- [Work to do]:
The exercise asks for every line of the data to be reproduced exactly.

- [Dataset records]:
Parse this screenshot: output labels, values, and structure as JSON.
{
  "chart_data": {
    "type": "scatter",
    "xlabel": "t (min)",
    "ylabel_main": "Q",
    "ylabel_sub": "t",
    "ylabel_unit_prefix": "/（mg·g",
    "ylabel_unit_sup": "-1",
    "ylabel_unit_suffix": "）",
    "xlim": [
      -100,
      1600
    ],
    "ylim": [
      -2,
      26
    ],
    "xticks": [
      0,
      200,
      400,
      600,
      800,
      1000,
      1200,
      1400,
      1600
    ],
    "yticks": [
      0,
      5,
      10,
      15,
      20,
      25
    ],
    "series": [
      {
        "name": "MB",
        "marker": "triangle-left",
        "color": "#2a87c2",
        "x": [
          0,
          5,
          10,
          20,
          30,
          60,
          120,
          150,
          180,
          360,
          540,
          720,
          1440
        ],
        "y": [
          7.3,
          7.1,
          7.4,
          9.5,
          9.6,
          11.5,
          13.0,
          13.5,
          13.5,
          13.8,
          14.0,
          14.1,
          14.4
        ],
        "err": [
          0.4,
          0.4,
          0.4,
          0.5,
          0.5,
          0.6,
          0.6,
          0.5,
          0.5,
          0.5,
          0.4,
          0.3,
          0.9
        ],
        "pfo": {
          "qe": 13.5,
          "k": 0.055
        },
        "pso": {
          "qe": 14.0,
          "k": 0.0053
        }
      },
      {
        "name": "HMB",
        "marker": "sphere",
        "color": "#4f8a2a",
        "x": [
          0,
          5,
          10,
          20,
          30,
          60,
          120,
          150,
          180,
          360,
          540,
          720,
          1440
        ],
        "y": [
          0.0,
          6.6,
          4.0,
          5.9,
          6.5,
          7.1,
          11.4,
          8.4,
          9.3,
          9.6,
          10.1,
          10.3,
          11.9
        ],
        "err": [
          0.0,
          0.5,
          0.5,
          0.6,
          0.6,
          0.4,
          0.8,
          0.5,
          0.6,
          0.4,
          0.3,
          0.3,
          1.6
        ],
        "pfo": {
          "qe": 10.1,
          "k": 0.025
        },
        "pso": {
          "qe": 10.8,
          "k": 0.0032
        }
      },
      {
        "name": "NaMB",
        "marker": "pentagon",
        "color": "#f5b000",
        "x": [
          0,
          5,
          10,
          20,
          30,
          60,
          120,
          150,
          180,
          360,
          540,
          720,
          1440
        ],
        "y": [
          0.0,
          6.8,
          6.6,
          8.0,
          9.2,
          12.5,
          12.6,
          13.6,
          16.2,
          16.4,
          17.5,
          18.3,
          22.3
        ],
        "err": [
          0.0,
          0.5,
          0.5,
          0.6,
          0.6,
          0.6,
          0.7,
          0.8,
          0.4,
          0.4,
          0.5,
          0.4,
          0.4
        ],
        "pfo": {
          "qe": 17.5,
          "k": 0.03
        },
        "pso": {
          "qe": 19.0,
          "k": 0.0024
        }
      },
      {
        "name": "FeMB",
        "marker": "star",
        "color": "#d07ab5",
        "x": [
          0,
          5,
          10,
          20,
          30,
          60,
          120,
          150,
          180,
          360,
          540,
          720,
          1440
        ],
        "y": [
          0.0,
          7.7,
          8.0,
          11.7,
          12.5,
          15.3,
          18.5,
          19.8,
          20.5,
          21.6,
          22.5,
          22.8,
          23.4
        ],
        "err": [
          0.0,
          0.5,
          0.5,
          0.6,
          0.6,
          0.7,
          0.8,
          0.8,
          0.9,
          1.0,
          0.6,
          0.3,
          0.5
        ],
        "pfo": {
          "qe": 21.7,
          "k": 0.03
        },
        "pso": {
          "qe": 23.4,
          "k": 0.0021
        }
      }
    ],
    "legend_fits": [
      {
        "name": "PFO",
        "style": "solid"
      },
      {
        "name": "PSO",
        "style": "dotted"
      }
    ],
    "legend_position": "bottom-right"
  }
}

- [Result for this task]:
Parse this screenshot: output labels, values, and structure as JSON.
{
  "chart_data": {
    "type": "scatter",
    "xlabel": "t (min)",
    "ylabel_main": "Q",
    "ylabel_sub": "t",
    "ylabel_unit_prefix": "/（mg·g",
    "ylabel_unit_sup": "-1",
    "ylabel_unit_suffix": "）",
    "xlim": [
      -100,
      1600
    ],
    "ylim": [
      -2,
      26
    ],
    "xticks": [
      0,
      200,
      400,
      600,
      800,
      1000,
      1200,
      1400,
      1600
    ],
    "yticks": [
      0,
      5,
      10,
      15,
      20,
      25
    ],
    "series": [
      {
        "name": "MB",
        "marker": "triangle-left",
        "color": "#2a87c2",
        "x": [
          0,
          5,
          10,
          20,
          30,
          60,
          120,
          150,
          180,
          360,
          540,
          720,
          1440
        ],
        "y": [
          7.3,
          7.1,
          7.4,
          9.5,
          9.6,
          11.5,
          13.0,
          13.5,
          13.5,
          13.8,
          14.0,
          14.1,
          14.4
        ],
        "err": [
          0.4,
          0.4,
          0.4,
          0.5,
          0.5,
          0.6,
          0.6,
          0.5,
          0.5,
          0.5,
          0.4,
          0.3,
          0.9
        ],
        "pfo": {
          "qe": 13.5,
          "k": 0.055
        },
        "pso": {
          "qe": 14.0,
          "k": 0.0053
        }
      },
      {
        "name": "HMB",
        "marker": "sphere",
        "color": "#4f8a2a",
        "x": [
          0,
          5,
          10,
          20,
          30,
          60,
          120,
          150,
          180,
          360,
          540,
          720,
          1440
        ],
        "y": [
          0.0,
          6.6,
          4.0,
          5.9,
          6.5,
          7.1,
          11.4,
          8.4,
          9.3,
          9.6,
          10.1,
          10.3,
          11.9
        ],
        "err": [
          0.0,
          0.5,
          0.5,
          0.6,
          0.6,
          0.4,
          0.8,
          0.5,
          0.6,
          0.4,
          0.3,
          0.3,
          1.6
        ],
        "pfo": {
          "qe": 10.1,
          "k": 0.025
        },
        "pso": {
          "qe": 10.8,
          "k": 0.0032
        }
      },
      {
        "name": "NaMB",
        "marker": "pentagon",
        "color": "#f5b000",
        "x": [
          0,
          5,
          10,
          20,
          30,
          60,
          120,
          150,
          180,
          360,
          540,
          720,
          1440
        ],
        "y": [
          0.0,
          6.8,
          6.6,
          8.0,
          9.2,
          12.5,
          12.6,
          13.6,
          16.2,
          16.4,
          17.5,
          18.3,
          22.3
        ],
        "err": [
          0.0,
          0.5,
          0.5,
          0.6,
          0.6,
          0.6,
          0.7,
          0.8,
          0.4,
          0.4,
          0.5,
          0.4,
          0.4
        ],
        "pfo": {
          "qe": 17.5,
          "k": 0.03
        },
        "pso": {
          "qe": 19.0,
          "k": 0.0024
        }
      },
      {
        "name": "FeMB",
        "marker": "star",
        "color": "#d07ab5",
        "x": [
          0,
          5,
          10,
          20,
          30,
          60,
          120,
          150,
          180,
          360,
          540,
          720,
          1440
        ],
        "y": [
          0.0,
          7.7,
          8.0,
          11.7,
          12.5,
          15.3,
          18.5,
          19.8,
          20.5,
          21.6,
          22.5,
          22.8,
          23.4
        ],
        "err": [
          0.0,
          0.5,
          0.5,
          0.6,
          0.6,
          0.7,
          0.8,
          0.8,
          0.9,
          1.0,
          0.6,
          0.3,
          0.5
        ],
        "pfo": {
          "qe": 21.7,
          "k": 0.03
        },
        "pso": {
          "qe": 23.4,
          "k": 0.0021
        }
      }
    ],
    "legend_fits": [
      {
        "name": "PFO",
        "style": "solid"
      },
      {
        "name": "PSO",
        "style": "dotted"
      }
    ],
    "legend_position": "bottom-right"
  }
}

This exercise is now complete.